- _BRIEF_:
Scan the lines and state how many carry "thinking". Leave out everything but the number.

- _TASK INPUT_:
========================================

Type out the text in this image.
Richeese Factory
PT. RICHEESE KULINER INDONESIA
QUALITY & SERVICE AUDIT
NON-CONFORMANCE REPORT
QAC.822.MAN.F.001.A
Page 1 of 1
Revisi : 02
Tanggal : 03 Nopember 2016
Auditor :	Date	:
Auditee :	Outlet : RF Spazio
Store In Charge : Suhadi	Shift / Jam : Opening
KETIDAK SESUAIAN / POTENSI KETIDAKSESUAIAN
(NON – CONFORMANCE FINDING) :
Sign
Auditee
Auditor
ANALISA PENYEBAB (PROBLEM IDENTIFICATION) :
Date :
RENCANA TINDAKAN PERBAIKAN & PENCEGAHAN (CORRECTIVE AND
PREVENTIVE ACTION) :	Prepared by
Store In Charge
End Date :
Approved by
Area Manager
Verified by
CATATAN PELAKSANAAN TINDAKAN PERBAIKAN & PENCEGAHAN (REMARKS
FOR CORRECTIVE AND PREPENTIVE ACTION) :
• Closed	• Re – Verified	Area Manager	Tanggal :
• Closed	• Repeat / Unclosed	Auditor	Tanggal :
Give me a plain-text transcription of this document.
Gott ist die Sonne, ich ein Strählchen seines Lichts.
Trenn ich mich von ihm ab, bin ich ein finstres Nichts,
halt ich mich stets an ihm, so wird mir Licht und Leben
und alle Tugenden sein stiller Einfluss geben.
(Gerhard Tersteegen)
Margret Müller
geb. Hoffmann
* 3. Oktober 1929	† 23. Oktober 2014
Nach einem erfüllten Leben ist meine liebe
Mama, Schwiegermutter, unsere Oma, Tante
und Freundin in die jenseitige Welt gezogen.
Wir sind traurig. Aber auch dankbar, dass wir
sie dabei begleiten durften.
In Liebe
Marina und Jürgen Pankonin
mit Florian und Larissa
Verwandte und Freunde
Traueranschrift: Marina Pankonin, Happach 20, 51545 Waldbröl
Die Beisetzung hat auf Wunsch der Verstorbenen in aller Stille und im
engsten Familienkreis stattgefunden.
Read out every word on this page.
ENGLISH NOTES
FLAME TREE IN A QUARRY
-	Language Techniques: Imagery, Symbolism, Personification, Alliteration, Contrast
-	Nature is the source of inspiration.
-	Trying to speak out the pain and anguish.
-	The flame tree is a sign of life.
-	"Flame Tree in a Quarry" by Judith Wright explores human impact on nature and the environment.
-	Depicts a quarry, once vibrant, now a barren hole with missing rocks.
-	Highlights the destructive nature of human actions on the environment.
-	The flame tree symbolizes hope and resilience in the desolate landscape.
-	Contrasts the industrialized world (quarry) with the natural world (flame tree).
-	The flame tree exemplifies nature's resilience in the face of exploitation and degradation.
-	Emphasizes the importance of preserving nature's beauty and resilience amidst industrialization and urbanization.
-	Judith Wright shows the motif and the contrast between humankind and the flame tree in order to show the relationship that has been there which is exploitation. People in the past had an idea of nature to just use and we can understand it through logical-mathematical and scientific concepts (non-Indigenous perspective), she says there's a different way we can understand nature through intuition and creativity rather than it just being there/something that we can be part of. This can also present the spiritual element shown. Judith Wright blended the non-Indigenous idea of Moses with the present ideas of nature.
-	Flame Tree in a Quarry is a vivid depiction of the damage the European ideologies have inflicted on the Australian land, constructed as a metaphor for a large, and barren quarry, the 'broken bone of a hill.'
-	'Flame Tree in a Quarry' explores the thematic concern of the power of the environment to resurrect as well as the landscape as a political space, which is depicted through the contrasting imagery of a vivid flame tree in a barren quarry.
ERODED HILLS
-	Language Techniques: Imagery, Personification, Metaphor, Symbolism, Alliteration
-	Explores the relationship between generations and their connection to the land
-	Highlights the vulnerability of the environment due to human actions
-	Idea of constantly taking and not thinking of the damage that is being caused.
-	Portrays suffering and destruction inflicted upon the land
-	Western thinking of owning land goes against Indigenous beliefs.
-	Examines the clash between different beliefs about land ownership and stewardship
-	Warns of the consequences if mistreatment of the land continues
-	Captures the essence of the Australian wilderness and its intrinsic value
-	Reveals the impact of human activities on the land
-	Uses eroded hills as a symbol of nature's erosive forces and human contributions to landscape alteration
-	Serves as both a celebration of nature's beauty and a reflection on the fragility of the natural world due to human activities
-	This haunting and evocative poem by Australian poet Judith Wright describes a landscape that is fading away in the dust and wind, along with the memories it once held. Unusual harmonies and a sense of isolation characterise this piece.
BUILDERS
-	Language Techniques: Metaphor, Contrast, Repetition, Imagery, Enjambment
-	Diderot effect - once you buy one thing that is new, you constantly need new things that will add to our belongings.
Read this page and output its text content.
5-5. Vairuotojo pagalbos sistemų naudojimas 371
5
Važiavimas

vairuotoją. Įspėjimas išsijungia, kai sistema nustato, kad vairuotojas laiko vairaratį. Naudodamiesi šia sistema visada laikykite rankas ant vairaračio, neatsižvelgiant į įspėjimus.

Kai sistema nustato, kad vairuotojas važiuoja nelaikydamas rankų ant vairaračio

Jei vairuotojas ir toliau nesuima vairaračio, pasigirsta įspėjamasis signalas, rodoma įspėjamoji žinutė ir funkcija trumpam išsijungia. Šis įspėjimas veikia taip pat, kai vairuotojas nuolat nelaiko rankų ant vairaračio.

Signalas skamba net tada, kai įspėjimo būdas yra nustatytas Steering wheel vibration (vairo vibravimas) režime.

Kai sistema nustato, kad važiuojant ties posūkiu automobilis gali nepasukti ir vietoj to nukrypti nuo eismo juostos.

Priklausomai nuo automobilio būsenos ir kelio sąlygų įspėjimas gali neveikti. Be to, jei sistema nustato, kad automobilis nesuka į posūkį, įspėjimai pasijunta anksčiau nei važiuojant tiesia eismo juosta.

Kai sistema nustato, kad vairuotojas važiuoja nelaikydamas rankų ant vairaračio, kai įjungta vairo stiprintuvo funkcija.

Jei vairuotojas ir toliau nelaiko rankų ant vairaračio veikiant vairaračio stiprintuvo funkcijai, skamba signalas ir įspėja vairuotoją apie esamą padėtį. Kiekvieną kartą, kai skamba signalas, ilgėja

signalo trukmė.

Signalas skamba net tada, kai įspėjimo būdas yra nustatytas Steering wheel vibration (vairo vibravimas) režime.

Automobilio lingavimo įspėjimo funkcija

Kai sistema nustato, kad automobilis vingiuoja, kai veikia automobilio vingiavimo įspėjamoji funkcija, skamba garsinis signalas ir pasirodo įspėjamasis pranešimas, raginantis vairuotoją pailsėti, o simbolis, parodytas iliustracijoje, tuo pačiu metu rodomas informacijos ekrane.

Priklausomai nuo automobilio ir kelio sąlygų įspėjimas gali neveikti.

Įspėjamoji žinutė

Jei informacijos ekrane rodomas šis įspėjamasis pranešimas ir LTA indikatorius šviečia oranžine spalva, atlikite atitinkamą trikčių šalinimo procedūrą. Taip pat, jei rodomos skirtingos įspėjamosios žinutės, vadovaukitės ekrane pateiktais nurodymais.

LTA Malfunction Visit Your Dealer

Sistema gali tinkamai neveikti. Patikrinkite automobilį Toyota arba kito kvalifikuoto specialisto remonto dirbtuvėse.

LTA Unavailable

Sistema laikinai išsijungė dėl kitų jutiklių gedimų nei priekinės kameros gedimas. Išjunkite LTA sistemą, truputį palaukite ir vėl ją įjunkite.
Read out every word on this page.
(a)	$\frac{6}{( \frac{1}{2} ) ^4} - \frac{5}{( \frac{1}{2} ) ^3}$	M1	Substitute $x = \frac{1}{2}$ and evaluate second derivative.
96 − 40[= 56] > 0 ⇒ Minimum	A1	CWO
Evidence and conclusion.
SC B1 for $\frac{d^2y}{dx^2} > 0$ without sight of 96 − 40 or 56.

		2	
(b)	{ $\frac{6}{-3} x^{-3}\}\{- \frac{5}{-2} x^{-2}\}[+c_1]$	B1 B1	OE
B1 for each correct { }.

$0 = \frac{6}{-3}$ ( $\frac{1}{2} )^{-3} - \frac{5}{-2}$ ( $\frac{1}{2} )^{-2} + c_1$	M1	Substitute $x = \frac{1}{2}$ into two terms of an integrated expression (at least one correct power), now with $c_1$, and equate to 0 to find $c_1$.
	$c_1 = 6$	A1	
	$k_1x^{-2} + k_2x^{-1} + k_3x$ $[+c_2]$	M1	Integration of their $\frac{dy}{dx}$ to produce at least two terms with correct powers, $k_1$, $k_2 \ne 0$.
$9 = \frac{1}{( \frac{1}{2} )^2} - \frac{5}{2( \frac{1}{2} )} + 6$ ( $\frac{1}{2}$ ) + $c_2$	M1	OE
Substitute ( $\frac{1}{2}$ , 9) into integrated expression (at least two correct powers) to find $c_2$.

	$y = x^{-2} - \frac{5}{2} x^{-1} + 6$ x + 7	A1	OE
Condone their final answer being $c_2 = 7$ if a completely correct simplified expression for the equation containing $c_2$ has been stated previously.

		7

========================================

- _SOLVED EXERCISE_:
2